TASK INSTRUCTIONS: Repeat the listing in full, exactly as it stands.

RECORDED INFORMATION:
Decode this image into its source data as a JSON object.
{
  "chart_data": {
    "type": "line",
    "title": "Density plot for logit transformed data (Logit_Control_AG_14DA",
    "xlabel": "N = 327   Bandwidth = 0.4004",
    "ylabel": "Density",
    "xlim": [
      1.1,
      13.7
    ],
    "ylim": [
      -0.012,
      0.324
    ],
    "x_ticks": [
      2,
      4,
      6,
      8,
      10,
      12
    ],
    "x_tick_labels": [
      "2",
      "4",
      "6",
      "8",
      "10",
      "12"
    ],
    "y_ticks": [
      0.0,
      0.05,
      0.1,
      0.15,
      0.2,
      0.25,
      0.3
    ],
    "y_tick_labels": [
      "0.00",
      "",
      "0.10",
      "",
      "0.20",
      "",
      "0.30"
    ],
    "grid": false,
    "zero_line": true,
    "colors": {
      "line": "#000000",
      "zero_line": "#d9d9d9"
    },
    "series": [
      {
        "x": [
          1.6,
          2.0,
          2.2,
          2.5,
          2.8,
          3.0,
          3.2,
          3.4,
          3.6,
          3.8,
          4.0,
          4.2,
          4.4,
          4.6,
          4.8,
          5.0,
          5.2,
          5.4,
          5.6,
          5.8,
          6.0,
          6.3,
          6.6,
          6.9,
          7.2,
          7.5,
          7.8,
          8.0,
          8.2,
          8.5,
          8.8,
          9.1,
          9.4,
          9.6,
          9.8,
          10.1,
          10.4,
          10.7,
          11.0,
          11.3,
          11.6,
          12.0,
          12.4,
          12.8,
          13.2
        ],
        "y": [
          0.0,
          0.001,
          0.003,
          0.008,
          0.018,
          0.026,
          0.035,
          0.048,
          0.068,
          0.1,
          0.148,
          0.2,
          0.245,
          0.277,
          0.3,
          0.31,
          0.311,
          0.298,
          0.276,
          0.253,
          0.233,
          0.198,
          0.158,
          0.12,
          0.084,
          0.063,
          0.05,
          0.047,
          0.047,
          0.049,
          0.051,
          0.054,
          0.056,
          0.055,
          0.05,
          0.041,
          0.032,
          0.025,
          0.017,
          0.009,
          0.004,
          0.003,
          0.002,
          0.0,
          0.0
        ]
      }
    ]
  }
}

ANSWER TO THE PROBLEM:
Decode this image into its source data as a JSON object.
{
  "chart_data": {
    "type": "line",
    "title": "Density plot for logit transformed data (Logit_Control_AG_14DA",
    "xlabel": "N = 327   Bandwidth = 0.4004",
    "ylabel": "Density",
    "xlim": [
      1.1,
      13.7
    ],
    "ylim": [
      -0.012,
      0.324
    ],
    "x_ticks": [
      2,
      4,
      6,
      8,
      10,
      12
    ],
    "x_tick_labels": [
      "2",
      "4",
      "6",
      "8",
      "10",
      "12"
    ],
    "y_ticks": [
      0.0,
      0.05,
      0.1,
      0.15,
      0.2,
      0.25,
      0.3
    ],
    "y_tick_labels": [
      "0.00",
      "",
      "0.10",
      "",
      "0.20",
      "",
      "0.30"
    ],
    "grid": false,
    "zero_line": true,
    "colors": {
      "line": "#000000",
      "zero_line": "#d9d9d9"
    },
    "series": [
      {
        "x": [
          1.6,
          2.0,
          2.2,
          2.5,
          2.8,
          3.0,
          3.2,
          3.4,
          3.6,
          3.8,
          4.0,
          4.2,
          4.4,
          4.6,
          4.8,
          5.0,
          5.2,
          5.4,
          5.6,
          5.8,
          6.0,
          6.3,
          6.6,
          6.9,
          7.2,
          7.5,
          7.8,
          8.0,
          8.2,
          8.5,
          8.8,
          9.1,
          9.4,
          9.6,
          9.8,
          10.1,
          10.4,
          10.7,
          11.0,
          11.3,
          11.6,
          12.0,
          12.4,
          12.8,
          13.2
        ],
        "y": [
          0.0,
          0.001,
          0.003,
          0.008,
          0.018,
          0.026,
          0.035,
          0.048,
          0.068,
          0.1,
          0.148,
          0.2,
          0.245,
          0.277,
          0.3,
          0.31,
          0.311,
          0.298,
          0.276,
          0.253,
          0.233,
          0.198,
          0.158,
          0.12,
          0.084,
          0.063,
          0.05,
          0.047,
          0.047,
          0.049,
          0.051,
          0.054,
          0.056,
          0.055,
          0.05,
          0.041,
          0.032,
          0.025,
          0.017,
          0.009,
          0.004,
          0.003,
          0.002,
          0.0,
          0.0
        ]
      }
    ]
  }
}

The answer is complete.